▶ _WHAT THE EXERCISE ASKS_: Reproduce the passage of the flu vaccine text from "But while vaccines" to "and unvaccinated populations.", copying it word for word.
═══ TEXT SEGMENT ═══
But while vaccines for, say, whooping cough and polio clearly and dramatically reduced death rates from those diseases, the impact of flu vaccine has been harder to determine. Flu comes and goes with the seasons, and often it does not kill people directly, but rather contributes to death by making the body more susceptible to secondary infections like pneumonia or bronchitis. For this reason, researchers studying the impact of flu vaccination typically look at deaths from all causes during flu season, and compare the vaccinated and unvaccinated populations.
Such comparisons have shown a dramatic difference in mortality between these two groups: study after study has found that people who get a flu shot in the fall are about half as likely to die that winter—from any cause—as people who do not. Get your flu shot each year, the literature suggests, and you will dramatically reduce your chance of dying during flu season.
Yet in the view of several vaccine skeptics, this claim is suspicious on its face. Influenza causes only a small minority of all deaths in the U.S., even among senior citizens, and even after adding in the deaths to which flu might have contributed indirectly. When researchers from the National Institute of Allergy and Infectious Diseases included all deaths from illnesses that flu aggravates, like lung disease or chronic heart failure, they found that flu accounts for, at most, 10 percent of winter deaths among the elderly. So how could flu vaccine possibly reduce total deaths by half? Tom Jefferson, a physician based in Rome and the head of the Vaccines Field at the Cochrane Collaboration, a highly respected international network of researchers who appraise medical evidence, says: “For a vaccine to reduce mortality by 50 percent and up to 90 percent in some studies means it has to prevent deaths not just from influenza, but also from falls, fires, heart disease, strokes, and car accidents. That’s not a vaccine, that’s a miracle.”
═══ EXCERPTED DATA ═══
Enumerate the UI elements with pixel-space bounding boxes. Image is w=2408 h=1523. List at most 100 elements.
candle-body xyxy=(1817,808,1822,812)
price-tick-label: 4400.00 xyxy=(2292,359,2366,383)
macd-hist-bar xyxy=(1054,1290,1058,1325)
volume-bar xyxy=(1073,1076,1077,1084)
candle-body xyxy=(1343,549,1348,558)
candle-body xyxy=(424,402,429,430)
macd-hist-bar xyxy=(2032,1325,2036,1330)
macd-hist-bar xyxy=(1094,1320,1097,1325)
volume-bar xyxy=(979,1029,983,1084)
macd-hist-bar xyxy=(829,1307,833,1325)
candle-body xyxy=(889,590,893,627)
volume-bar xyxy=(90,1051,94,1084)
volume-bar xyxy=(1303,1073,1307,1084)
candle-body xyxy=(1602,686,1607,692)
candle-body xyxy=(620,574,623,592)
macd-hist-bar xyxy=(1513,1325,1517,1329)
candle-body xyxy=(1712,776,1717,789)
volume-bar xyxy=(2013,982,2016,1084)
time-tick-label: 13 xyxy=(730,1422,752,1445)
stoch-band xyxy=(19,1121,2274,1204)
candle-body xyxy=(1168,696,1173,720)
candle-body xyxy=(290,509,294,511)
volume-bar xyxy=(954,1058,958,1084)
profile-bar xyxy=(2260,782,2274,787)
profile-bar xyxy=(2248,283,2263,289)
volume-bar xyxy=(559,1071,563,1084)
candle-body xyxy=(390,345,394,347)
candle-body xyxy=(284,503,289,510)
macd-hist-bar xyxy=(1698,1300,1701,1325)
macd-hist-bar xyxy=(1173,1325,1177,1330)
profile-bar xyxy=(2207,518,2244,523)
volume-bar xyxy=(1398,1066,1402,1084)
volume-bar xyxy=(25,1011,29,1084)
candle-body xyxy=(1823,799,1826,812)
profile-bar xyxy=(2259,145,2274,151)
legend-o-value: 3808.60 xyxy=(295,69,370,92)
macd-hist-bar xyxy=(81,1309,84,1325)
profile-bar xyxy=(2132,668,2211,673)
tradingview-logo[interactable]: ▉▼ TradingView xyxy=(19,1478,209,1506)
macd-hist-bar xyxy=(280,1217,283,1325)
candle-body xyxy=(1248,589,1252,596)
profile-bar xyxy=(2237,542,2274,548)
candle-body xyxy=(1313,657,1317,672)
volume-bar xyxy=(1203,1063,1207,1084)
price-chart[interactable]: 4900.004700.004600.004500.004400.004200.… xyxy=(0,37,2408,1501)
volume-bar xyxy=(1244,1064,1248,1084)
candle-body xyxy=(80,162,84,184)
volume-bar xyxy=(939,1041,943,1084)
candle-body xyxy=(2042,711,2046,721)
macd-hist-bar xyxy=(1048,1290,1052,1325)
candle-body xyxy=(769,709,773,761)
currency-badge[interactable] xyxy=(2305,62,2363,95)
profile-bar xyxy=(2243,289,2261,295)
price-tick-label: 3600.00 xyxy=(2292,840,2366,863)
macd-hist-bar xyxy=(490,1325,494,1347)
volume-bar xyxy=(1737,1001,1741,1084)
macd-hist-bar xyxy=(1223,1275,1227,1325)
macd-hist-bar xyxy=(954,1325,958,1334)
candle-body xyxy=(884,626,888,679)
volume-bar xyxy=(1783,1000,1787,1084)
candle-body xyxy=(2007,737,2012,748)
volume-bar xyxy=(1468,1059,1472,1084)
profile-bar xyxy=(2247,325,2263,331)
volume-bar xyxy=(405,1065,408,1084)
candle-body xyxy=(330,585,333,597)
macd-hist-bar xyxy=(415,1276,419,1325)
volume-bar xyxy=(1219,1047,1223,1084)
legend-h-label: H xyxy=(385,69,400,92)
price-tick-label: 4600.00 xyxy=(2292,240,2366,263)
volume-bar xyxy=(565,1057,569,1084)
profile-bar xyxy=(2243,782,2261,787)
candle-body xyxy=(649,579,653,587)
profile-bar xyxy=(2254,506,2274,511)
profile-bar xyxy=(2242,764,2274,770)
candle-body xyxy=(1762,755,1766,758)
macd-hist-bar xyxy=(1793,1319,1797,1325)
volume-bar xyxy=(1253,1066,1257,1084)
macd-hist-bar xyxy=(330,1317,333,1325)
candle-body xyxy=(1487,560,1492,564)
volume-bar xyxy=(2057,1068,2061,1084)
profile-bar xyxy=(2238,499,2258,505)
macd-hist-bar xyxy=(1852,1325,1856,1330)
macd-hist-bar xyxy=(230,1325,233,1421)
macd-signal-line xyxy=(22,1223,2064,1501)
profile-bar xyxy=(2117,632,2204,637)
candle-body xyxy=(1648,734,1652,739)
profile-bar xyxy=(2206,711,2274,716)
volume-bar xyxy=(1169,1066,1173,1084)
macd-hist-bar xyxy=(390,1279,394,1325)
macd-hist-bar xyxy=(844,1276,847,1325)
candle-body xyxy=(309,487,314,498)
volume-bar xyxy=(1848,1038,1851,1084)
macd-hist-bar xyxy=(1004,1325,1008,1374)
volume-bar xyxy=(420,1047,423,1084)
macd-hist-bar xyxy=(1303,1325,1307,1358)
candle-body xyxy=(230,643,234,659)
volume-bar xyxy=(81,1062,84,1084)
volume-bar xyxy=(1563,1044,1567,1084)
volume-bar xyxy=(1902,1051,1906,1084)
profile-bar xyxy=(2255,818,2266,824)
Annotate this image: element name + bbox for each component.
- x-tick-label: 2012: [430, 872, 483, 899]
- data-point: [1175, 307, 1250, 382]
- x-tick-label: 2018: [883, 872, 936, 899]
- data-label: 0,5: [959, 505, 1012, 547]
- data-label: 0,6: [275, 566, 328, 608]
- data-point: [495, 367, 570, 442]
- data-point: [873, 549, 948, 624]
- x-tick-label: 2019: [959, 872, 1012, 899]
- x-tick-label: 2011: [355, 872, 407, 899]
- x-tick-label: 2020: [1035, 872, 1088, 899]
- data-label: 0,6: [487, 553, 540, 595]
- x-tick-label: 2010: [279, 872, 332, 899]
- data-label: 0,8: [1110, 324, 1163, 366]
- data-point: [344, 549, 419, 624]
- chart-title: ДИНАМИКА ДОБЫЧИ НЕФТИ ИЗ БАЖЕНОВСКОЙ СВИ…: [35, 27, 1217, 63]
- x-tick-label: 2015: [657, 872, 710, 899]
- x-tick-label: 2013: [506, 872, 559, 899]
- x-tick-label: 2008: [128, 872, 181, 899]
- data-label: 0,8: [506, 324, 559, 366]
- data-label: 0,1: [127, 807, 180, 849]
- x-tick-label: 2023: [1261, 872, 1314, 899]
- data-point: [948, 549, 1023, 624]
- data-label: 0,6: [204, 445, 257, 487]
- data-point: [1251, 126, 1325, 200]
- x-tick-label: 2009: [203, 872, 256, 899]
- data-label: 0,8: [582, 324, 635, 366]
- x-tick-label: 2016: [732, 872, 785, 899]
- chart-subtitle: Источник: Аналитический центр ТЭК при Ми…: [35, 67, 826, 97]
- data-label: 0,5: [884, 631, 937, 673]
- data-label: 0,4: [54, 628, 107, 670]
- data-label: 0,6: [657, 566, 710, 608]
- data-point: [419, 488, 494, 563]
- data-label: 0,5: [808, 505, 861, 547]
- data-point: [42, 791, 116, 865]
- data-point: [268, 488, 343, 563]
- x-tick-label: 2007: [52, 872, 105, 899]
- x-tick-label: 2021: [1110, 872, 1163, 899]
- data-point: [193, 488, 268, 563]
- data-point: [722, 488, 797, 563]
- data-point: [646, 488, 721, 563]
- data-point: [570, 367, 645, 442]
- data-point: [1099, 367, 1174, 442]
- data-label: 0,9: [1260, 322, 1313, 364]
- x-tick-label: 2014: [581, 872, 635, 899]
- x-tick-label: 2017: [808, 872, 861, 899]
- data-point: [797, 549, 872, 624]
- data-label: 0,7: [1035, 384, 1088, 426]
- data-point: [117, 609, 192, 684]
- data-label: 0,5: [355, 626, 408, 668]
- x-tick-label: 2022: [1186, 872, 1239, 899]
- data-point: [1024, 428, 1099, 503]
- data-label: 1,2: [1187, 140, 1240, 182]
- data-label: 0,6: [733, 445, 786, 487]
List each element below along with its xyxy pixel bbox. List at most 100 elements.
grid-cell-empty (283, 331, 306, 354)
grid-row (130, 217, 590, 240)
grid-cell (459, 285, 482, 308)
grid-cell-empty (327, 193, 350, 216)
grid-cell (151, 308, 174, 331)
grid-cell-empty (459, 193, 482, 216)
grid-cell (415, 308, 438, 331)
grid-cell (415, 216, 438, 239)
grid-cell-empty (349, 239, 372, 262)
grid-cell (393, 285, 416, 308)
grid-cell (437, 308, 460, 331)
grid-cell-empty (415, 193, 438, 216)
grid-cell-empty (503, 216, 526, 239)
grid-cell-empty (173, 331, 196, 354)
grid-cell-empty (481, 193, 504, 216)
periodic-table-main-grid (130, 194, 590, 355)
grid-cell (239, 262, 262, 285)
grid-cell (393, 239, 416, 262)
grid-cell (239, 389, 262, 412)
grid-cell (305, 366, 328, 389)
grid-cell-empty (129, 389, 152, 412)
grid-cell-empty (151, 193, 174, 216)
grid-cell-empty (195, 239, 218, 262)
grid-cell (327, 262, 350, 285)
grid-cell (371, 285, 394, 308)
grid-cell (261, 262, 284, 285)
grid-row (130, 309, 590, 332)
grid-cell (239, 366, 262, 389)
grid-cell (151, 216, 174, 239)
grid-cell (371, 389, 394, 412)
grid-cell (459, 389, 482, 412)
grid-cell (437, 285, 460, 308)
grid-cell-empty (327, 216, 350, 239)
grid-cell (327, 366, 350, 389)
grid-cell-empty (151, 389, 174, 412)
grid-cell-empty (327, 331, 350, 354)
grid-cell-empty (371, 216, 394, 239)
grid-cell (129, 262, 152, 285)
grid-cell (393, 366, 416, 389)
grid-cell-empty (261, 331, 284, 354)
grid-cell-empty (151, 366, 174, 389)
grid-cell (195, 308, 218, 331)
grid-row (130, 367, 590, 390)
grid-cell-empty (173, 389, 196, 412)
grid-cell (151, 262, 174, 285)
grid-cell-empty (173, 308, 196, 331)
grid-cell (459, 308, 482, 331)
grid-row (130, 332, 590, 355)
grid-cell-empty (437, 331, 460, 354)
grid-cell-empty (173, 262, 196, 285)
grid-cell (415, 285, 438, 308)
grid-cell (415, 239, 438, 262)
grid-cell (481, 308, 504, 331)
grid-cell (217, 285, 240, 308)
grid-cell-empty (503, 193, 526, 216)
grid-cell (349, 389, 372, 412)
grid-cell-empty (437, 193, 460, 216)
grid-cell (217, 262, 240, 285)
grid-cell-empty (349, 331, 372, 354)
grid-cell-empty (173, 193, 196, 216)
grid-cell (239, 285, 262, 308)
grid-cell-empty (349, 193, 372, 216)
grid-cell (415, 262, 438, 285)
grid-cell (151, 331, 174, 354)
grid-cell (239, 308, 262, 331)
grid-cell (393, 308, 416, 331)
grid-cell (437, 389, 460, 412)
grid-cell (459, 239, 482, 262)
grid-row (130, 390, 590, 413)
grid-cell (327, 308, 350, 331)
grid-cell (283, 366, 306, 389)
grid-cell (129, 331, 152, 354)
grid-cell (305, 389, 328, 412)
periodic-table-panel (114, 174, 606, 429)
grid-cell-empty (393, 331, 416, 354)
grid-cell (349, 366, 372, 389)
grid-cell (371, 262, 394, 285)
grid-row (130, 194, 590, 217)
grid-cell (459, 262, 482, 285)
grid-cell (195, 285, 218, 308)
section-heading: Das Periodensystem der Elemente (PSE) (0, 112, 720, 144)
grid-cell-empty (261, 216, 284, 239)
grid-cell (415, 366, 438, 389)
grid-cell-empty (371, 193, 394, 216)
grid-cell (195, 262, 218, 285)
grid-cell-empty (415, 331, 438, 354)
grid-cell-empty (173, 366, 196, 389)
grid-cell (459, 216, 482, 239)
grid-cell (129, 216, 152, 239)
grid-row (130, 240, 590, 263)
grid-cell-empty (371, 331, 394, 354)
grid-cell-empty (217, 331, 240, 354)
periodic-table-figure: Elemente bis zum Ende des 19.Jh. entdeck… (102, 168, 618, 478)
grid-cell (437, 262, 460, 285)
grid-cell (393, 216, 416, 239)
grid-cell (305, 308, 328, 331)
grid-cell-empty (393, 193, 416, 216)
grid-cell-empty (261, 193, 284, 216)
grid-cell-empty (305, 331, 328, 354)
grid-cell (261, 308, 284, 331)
═══
▶ _RESULT OF THIS EXERCISE_:
But while vaccines for, say, whooping cough and polio clearly and dramatically reduced death rates from those diseases, the impact of flu vaccine has been harder to determine. Flu comes and goes with the seasons, and often it does not kill people directly, but rather contributes to death by making the body more susceptible to secondary infections like pneumonia or bronchitis. For this reason, researchers studying the impact of flu vaccination typically look at deaths from all causes during flu season, and compare the vaccinated and unvaccinated populations.